### TO DO
(a) In the excerpt on GFP_ATOMIC allocations, what does using GFP_ATOMIC outside of interrupt context generally indicate?
(b) Please carry on the discussion of GFP_ATOMIC allocations past its final sentence.

### EXCERPT TO READ
——————————

That does not make GFP_ATOMIC allocations safe or desirable. In
general, using GFP_ATOMIC outside of interrupt context indicates
something is being done incorrectly. Especially if it can be
triggered from userspace, which is likely in this particular case...


> As shown earlier, this is what I see in my experimental setup with
> 10k containers:
> 
> Number of kmalloc-32 allocations
> 		Before		During		After
> W/o patch	178176		3442409472	388933632
> W/  patch	190464		468992		468992

SO now we have an additional half million GFP_ATOMIC allocations
when we currently have none. That's not an improvement, that rings
loud alarm bells.

> This does really depend and vary on the type of the container and
> the number of mounts it does, but I suspect we are looking
> at GFP_ATOMIC allocations in the MB range. Also the number of
> GFP_ATOMIC slab allocation requests matter I suppose.

They are slab allocations, which mean every single one of them
could require a new slab backing page (pages!) to be allocated.
Hence the likely memory demand might be a lot higher than the
optimal case you are considering here...

——————————

[Extracted data entries]

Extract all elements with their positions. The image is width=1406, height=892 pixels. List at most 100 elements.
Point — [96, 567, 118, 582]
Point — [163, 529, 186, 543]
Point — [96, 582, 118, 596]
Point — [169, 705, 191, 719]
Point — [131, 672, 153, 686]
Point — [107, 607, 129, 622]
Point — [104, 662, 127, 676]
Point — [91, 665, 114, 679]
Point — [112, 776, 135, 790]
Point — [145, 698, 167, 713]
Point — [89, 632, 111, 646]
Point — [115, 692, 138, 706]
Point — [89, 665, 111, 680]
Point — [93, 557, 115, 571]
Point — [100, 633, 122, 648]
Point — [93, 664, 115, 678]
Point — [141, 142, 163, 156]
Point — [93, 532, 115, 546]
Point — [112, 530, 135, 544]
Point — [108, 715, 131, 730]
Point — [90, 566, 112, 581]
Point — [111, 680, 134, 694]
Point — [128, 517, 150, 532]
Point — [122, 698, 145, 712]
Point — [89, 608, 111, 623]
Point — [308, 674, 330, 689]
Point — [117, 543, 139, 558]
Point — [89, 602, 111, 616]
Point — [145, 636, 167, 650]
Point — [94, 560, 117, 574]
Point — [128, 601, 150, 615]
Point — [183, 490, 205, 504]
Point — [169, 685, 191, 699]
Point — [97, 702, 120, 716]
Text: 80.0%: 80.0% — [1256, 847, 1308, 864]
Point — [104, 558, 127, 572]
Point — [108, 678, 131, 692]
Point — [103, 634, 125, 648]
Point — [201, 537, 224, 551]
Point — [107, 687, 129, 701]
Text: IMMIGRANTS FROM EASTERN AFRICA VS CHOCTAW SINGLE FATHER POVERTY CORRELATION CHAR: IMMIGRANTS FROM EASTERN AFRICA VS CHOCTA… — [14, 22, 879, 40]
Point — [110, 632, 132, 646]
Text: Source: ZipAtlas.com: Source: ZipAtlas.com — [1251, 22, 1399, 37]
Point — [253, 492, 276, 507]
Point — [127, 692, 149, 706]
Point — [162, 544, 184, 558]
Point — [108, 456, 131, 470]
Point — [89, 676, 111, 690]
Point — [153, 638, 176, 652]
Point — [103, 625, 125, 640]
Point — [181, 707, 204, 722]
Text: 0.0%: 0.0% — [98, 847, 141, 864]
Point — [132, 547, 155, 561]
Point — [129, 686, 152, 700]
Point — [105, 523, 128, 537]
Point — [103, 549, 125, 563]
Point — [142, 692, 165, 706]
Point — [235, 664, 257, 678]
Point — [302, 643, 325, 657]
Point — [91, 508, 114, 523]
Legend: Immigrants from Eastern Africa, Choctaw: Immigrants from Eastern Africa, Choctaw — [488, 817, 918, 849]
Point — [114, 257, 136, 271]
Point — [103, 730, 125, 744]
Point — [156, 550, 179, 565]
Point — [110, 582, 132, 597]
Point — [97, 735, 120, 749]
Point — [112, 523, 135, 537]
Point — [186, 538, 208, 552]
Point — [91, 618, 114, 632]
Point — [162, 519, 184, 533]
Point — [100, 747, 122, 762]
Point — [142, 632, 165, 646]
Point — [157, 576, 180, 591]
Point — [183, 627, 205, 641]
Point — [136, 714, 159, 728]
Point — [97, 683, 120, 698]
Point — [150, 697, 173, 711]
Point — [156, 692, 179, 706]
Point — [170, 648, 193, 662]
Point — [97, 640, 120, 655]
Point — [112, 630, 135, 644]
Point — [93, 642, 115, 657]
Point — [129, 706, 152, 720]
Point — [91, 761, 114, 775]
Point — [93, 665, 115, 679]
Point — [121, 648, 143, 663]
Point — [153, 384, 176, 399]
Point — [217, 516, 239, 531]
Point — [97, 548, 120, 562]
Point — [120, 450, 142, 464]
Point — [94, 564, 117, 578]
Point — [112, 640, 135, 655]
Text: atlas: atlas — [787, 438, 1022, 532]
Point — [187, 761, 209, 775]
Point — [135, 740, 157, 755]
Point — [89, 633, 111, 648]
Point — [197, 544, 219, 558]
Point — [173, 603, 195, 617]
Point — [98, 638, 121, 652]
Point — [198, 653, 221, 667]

——————————

### RESULTS FOR THE EXERCISE
(a) It indicates that something is being done incorrectly.

(b)
> There are other users of list_lru, but I was just looking at
> dentry and inode list_lru usecase. It appears to me that for both
> dentry and inode, we can tolerate the failure from list_lru_add
> due to GFP_ATOMIC allocation failure. The failure to add dentry
> or inode to the lru list means that they won't be retained in
> the lru list, but would be freed immediately. Is this understanding
> correct?

No. Both retain_dentry() and iput_final() would currently leak
objects that fail insertion into the LRU. They don't check for
insertion success at all.

But, really, this is irrelevant - GFP_ATOMIC usage is the problem,
and allowing it to fail doesn't avoid the problems that unbound
GFP_ATOMIC allocation can have on the stability of the rest of the
system when low on memory. Being able to handle a GFP_ATOMIC memory
allocation failure doesn't change the fact that you should not be
doing GFP_ATOMIC allocation in the first place...

Cheers,

Dave.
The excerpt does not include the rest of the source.